(Records for this exercise)
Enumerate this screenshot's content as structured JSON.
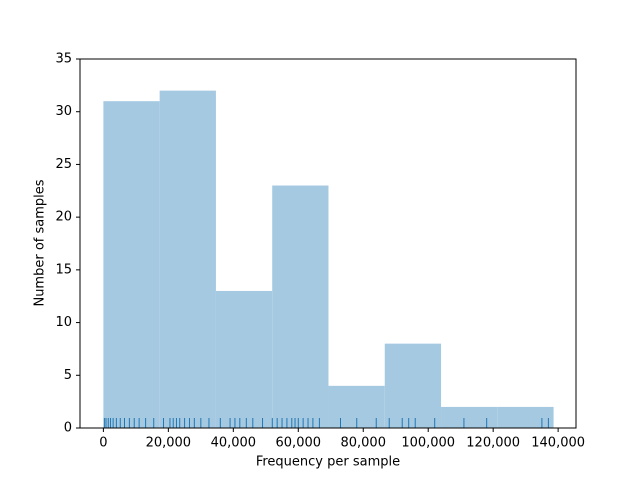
{
  "chart_data": {
    "type": "histogram",
    "xlabel": "Frequency per sample",
    "ylabel": "Number of samples",
    "bins": [
      0,
      17325,
      34650,
      51975,
      69300,
      86625,
      103950,
      121275,
      138600
    ],
    "values": [
      31,
      32,
      13,
      23,
      4,
      8,
      2,
      2
    ],
    "color": "#a6c9e2",
    "rug": [
      300,
      800,
      1500,
      2200,
      3000,
      4000,
      5200,
      6500,
      8000,
      9500,
      11000,
      13000,
      15500,
      18500,
      20500,
      21500,
      22500,
      23500,
      25000,
      26500,
      28000,
      30000,
      32500,
      36000,
      39000,
      40500,
      42000,
      44000,
      46000,
      49000,
      52000,
      53500,
      55000,
      56500,
      58000,
      59000,
      60000,
      61500,
      63000,
      64500,
      66500,
      73000,
      78000,
      84000,
      88000,
      92000,
      94000,
      96000,
      102000,
      111000,
      118000,
      135000,
      137000
    ],
    "rug_color": "#1f77b4",
    "xlim": [
      -7200,
      145500
    ],
    "xticks": [
      0,
      {
        "value": 20000,
        "label": "20,000"
      },
      {
        "value": 40000,
        "label": "40,000"
      },
      {
        "value": 60000,
        "label": "60,000"
      },
      {
        "value": 80000,
        "label": "80,000"
      },
      {
        "value": 100000,
        "label": "100,000"
      },
      {
        "value": 120000,
        "label": "120,000"
      },
      {
        "value": 140000,
        "label": "140,000"
      }
    ],
    "ylim": [
      0,
      35
    ],
    "yticks": [
      0,
      5,
      10,
      15,
      20,
      25,
      30,
      35
    ]
  }
}
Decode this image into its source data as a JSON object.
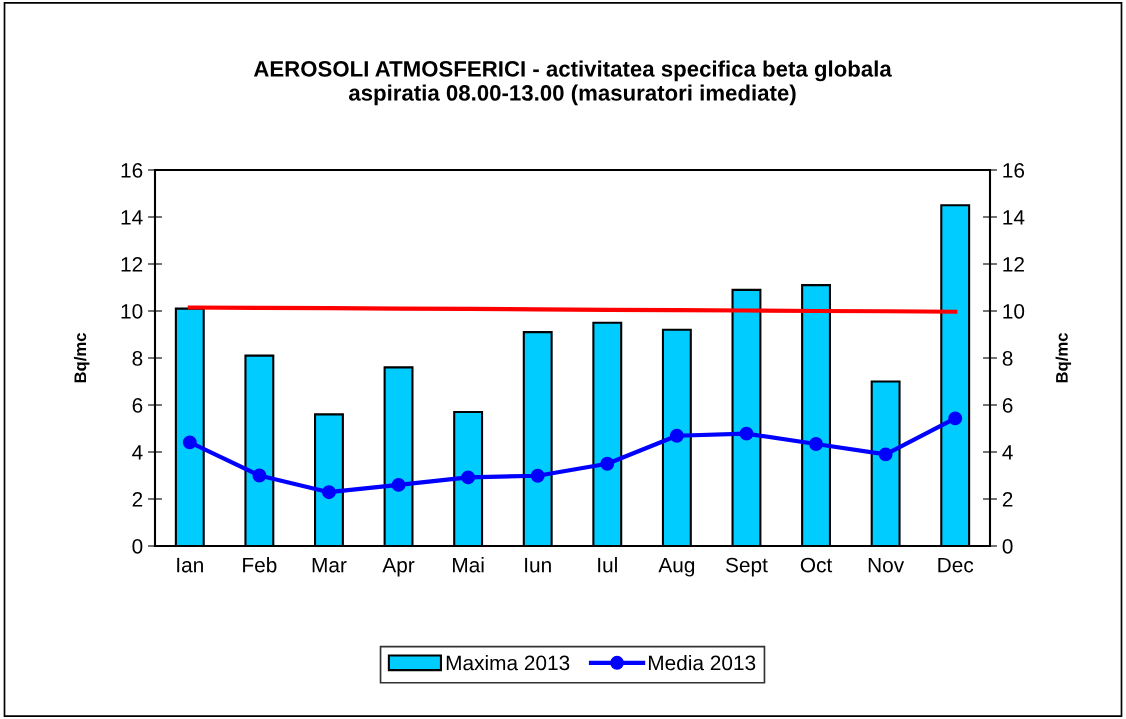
{
  "chart_data": {
    "type": "bar",
    "title": "AEROSOLI ATMOSFERICI - activitatea specifica beta globala\naspiratia 08.00-13.00 (masuratori imediate)",
    "ylabel": "Bq/mc",
    "y2label": "Bq/mc",
    "categories": [
      "Ian",
      "Feb",
      "Mar",
      "Apr",
      "Mai",
      "Iun",
      "Iul",
      "Aug",
      "Sept",
      "Oct",
      "Nov",
      "Dec"
    ],
    "series": [
      {
        "name": "Maxima 2013",
        "color": "#00ccff",
        "values": [
          10.1,
          8.1,
          5.6,
          7.6,
          5.7,
          9.1,
          9.5,
          9.2,
          10.9,
          11.1,
          7.0,
          14.5
        ]
      },
      {
        "name": "Media 2013",
        "type": "line",
        "color": "#0000ff",
        "marker": "circle",
        "values": [
          4.41,
          3.0,
          2.29,
          2.6,
          2.92,
          2.99,
          3.5,
          4.69,
          4.78,
          4.34,
          3.9,
          5.43
        ]
      },
      {
        "type": "line",
        "color": "#ff0000",
        "values": [
          10.15,
          10.13,
          10.12,
          10.1,
          10.09,
          10.07,
          10.05,
          10.04,
          10.02,
          10.0,
          9.99,
          9.97
        ]
      }
    ],
    "ylim": [
      0,
      16
    ],
    "yticks": [
      0,
      2,
      4,
      6,
      8,
      10,
      12,
      14,
      16
    ],
    "y2lim": [
      0,
      16
    ],
    "y2ticks": [
      0,
      2,
      4,
      6,
      8,
      10,
      12,
      14,
      16
    ],
    "grid": false,
    "legend": "bottom"
  }
}
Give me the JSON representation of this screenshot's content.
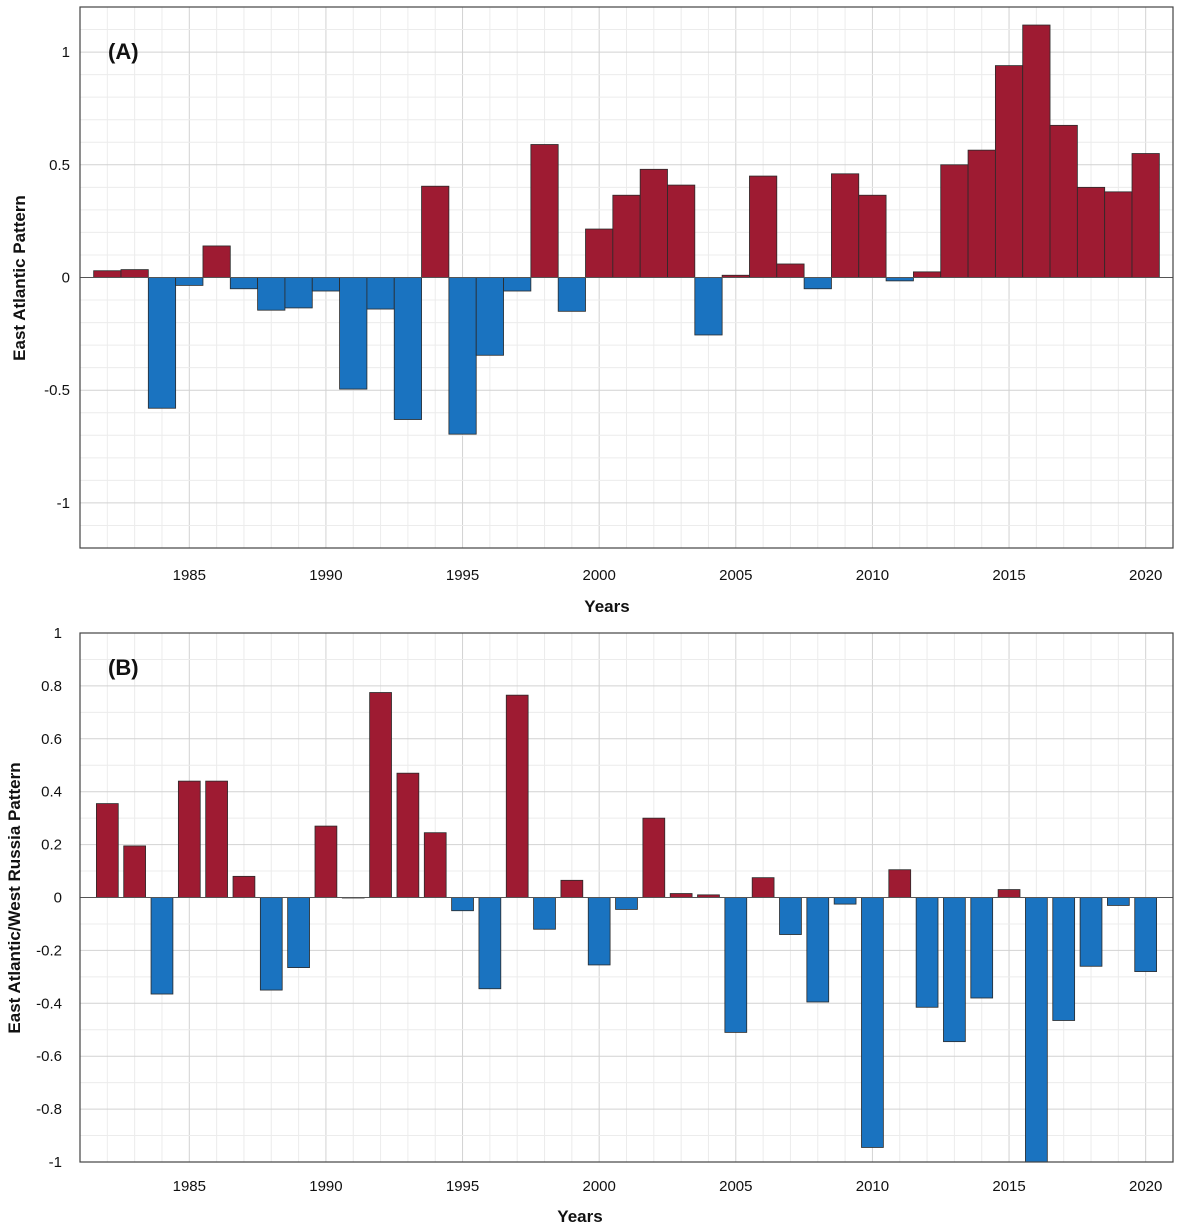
{
  "colors": {
    "positive": "#9e1b32",
    "negative": "#1a73c0"
  },
  "chart_data": [
    {
      "type": "bar",
      "panel_label": "(A)",
      "title": "",
      "xlabel": "Years",
      "ylabel": "East Atlantic Pattern",
      "xlim": [
        1981,
        2021
      ],
      "ylim": [
        -1.2,
        1.2
      ],
      "xticks": [
        1985,
        1990,
        1995,
        2000,
        2005,
        2010,
        2015,
        2020
      ],
      "yticks": [
        -1,
        -0.5,
        0,
        0.5,
        1
      ],
      "ytick_labels": [
        "-1",
        "-0.5",
        "0",
        "0.5",
        "1"
      ],
      "bar_width": 1.0,
      "x": [
        1982,
        1983,
        1984,
        1985,
        1986,
        1987,
        1988,
        1989,
        1990,
        1991,
        1992,
        1993,
        1994,
        1995,
        1996,
        1997,
        1998,
        1999,
        2000,
        2001,
        2002,
        2003,
        2004,
        2005,
        2006,
        2007,
        2008,
        2009,
        2010,
        2011,
        2012,
        2013,
        2014,
        2015,
        2016,
        2017,
        2018,
        2019,
        2020
      ],
      "values": [
        0.03,
        0.035,
        -0.58,
        -0.035,
        0.14,
        -0.05,
        -0.145,
        -0.135,
        -0.06,
        -0.495,
        -0.14,
        -0.63,
        0.405,
        -0.695,
        -0.345,
        -0.06,
        0.59,
        -0.15,
        0.215,
        0.365,
        0.48,
        0.41,
        -0.255,
        0.01,
        0.45,
        0.06,
        -0.05,
        0.46,
        0.365,
        -0.015,
        0.025,
        0.5,
        0.565,
        0.94,
        1.12,
        0.675,
        0.4,
        0.38,
        0.55
      ],
      "grid": true
    },
    {
      "type": "bar",
      "panel_label": "(B)",
      "title": "",
      "xlabel": "Years",
      "ylabel": "East Atlantic/West Russia Pattern",
      "xlim": [
        1981,
        2021
      ],
      "ylim": [
        -1,
        1
      ],
      "xticks": [
        1985,
        1990,
        1995,
        2000,
        2005,
        2010,
        2015,
        2020
      ],
      "yticks": [
        -1,
        -0.8,
        -0.6,
        -0.4,
        -0.2,
        0,
        0.2,
        0.4,
        0.6,
        0.8,
        1
      ],
      "ytick_labels": [
        "-1",
        "-0.8",
        "-0.6",
        "-0.4",
        "-0.2",
        "0",
        "0.2",
        "0.4",
        "0.6",
        "0.8",
        "1"
      ],
      "bar_width": 0.8,
      "x": [
        1982,
        1983,
        1984,
        1985,
        1986,
        1987,
        1988,
        1989,
        1990,
        1991,
        1992,
        1993,
        1994,
        1995,
        1996,
        1997,
        1998,
        1999,
        2000,
        2001,
        2002,
        2003,
        2004,
        2005,
        2006,
        2007,
        2008,
        2009,
        2010,
        2011,
        2012,
        2013,
        2014,
        2015,
        2016,
        2017,
        2018,
        2019,
        2020
      ],
      "values": [
        0.355,
        0.195,
        -0.365,
        0.44,
        0.44,
        0.08,
        -0.35,
        -0.265,
        0.27,
        0.0,
        0.775,
        0.47,
        0.245,
        -0.05,
        -0.345,
        0.765,
        -0.12,
        0.065,
        -0.255,
        -0.045,
        0.3,
        0.015,
        0.01,
        -0.51,
        0.075,
        -0.14,
        -0.395,
        -0.025,
        -0.945,
        0.105,
        -0.415,
        -0.545,
        -0.38,
        0.03,
        -1.0,
        -0.465,
        -0.26,
        -0.03,
        -0.28
      ],
      "grid": true
    }
  ]
}
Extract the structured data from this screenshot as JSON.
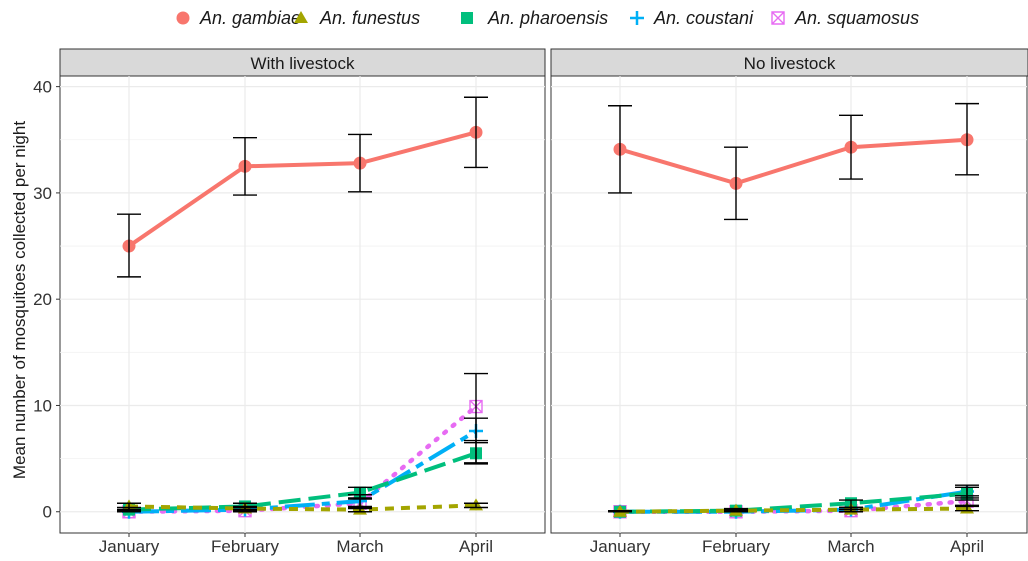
{
  "chart_data": {
    "type": "line",
    "ylabel": "Mean number of mosquitoes collected per night",
    "xlabel": "",
    "ylim": [
      -2,
      41
    ],
    "yticks": [
      0,
      10,
      20,
      30,
      40
    ],
    "categories": [
      "January",
      "February",
      "March",
      "April"
    ],
    "legend_position": "top",
    "grid": true,
    "series_styles": [
      {
        "name": "An. gambiae",
        "color": "#F8766D",
        "dash": "",
        "marker": "circle",
        "width": 4
      },
      {
        "name": "An. funestus",
        "color": "#A3A500",
        "dash": "9,7",
        "marker": "triangle",
        "width": 4
      },
      {
        "name": "An. pharoensis",
        "color": "#00BF7D",
        "dash": "22,8",
        "marker": "square",
        "width": 4
      },
      {
        "name": "An. coustani",
        "color": "#00B0F6",
        "dash": "30,7,8,7",
        "marker": "plus",
        "width": 4
      },
      {
        "name": "An. squamosus",
        "color": "#E76BF3",
        "dash": "2,9",
        "marker": "boxx",
        "width": 4.5
      }
    ],
    "panels": [
      {
        "title": "With livestock",
        "series": [
          {
            "name": "An. gambiae",
            "values": [
              25.0,
              32.5,
              32.8,
              35.7
            ],
            "err_low": [
              22.1,
              29.8,
              30.1,
              32.4
            ],
            "err_high": [
              28.0,
              35.2,
              35.5,
              39.0
            ]
          },
          {
            "name": "An. funestus",
            "values": [
              0.5,
              0.3,
              0.2,
              0.6
            ],
            "err_low": [
              0.2,
              0.1,
              0.0,
              0.4
            ],
            "err_high": [
              0.8,
              0.5,
              0.4,
              0.8
            ]
          },
          {
            "name": "An. pharoensis",
            "values": [
              0.2,
              0.5,
              1.8,
              5.5
            ],
            "err_low": [
              0.0,
              0.2,
              1.2,
              4.5
            ],
            "err_high": [
              0.4,
              0.8,
              2.3,
              6.7
            ]
          },
          {
            "name": "An. coustani",
            "values": [
              0.0,
              0.2,
              1.0,
              7.6
            ],
            "err_low": [
              0.0,
              0.0,
              0.5,
              6.5
            ],
            "err_high": [
              0.2,
              0.4,
              1.6,
              8.8
            ]
          },
          {
            "name": "An. squamosus",
            "values": [
              0.0,
              0.1,
              0.8,
              9.9
            ],
            "err_low": [
              0.0,
              0.0,
              0.3,
              4.6
            ],
            "err_high": [
              0.1,
              0.2,
              1.3,
              13.0
            ]
          }
        ]
      },
      {
        "title": "No livestock",
        "series": [
          {
            "name": "An. gambiae",
            "values": [
              34.1,
              30.9,
              34.3,
              35.0
            ],
            "err_low": [
              30.0,
              27.5,
              31.3,
              31.7
            ],
            "err_high": [
              38.2,
              34.3,
              37.3,
              38.4
            ]
          },
          {
            "name": "An. funestus",
            "values": [
              0.0,
              0.1,
              0.2,
              0.3
            ],
            "err_low": [
              0.0,
              0.0,
              0.0,
              0.1
            ],
            "err_high": [
              0.1,
              0.2,
              0.4,
              0.5
            ]
          },
          {
            "name": "An. pharoensis",
            "values": [
              0.0,
              0.1,
              0.8,
              1.7
            ],
            "err_low": [
              0.0,
              0.0,
              0.4,
              1.1
            ],
            "err_high": [
              0.1,
              0.3,
              1.1,
              2.3
            ]
          },
          {
            "name": "An. coustani",
            "values": [
              0.0,
              0.0,
              0.2,
              1.9
            ],
            "err_low": [
              0.0,
              0.0,
              0.0,
              1.3
            ],
            "err_high": [
              0.1,
              0.1,
              0.4,
              2.5
            ]
          },
          {
            "name": "An. squamosus",
            "values": [
              0.0,
              0.0,
              0.1,
              1.0
            ],
            "err_low": [
              0.0,
              0.0,
              0.0,
              0.6
            ],
            "err_high": [
              0.1,
              0.1,
              0.2,
              1.5
            ]
          }
        ]
      }
    ]
  }
}
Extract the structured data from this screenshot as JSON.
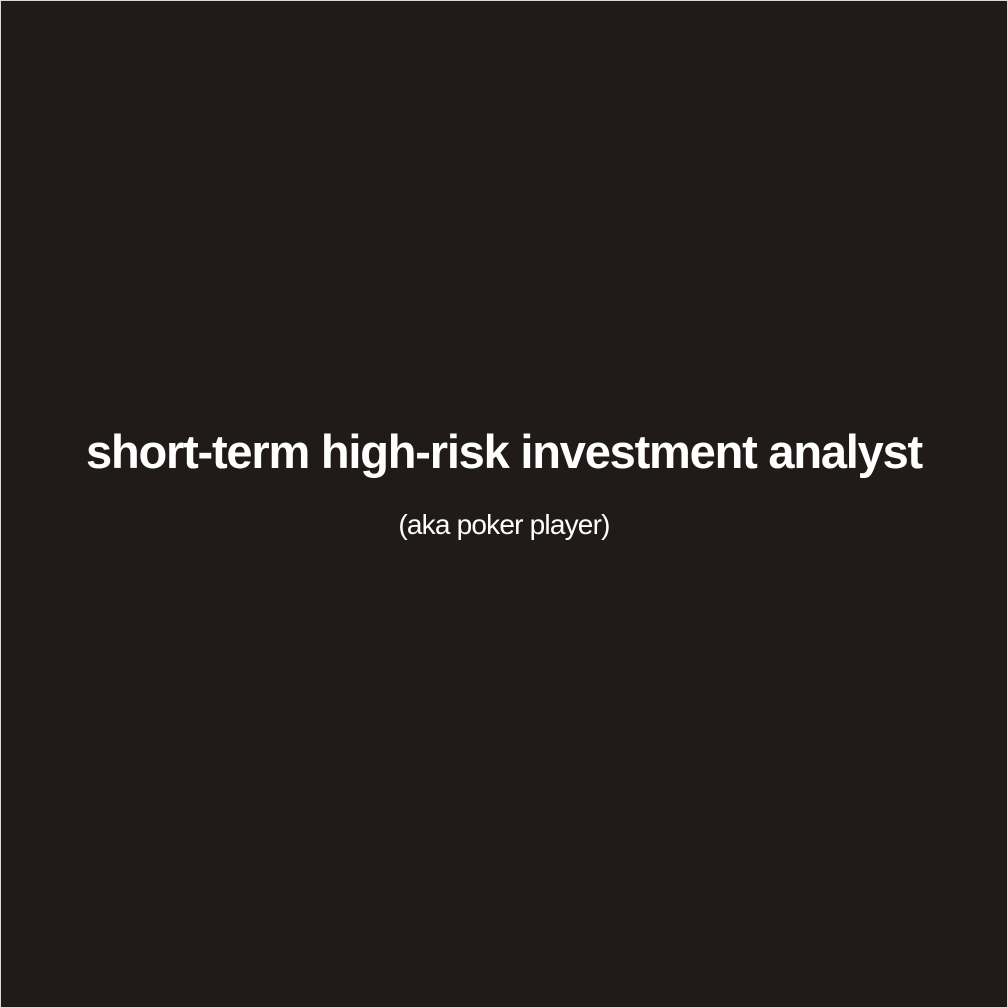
{
  "poster": {
    "headline": "short-term high-risk investment analyst",
    "subline": "(aka poker player)"
  },
  "colors": {
    "background": "#201b19",
    "text": "#ffffff",
    "frame": "#d9d9d9"
  }
}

(What is required) Out of the preceding entries, pull every line containing the string "East".

(Expected output)
      "ylabel": "East Atlantic Pattern",
      "ylabel": "East Atlantic/West Russia Pattern",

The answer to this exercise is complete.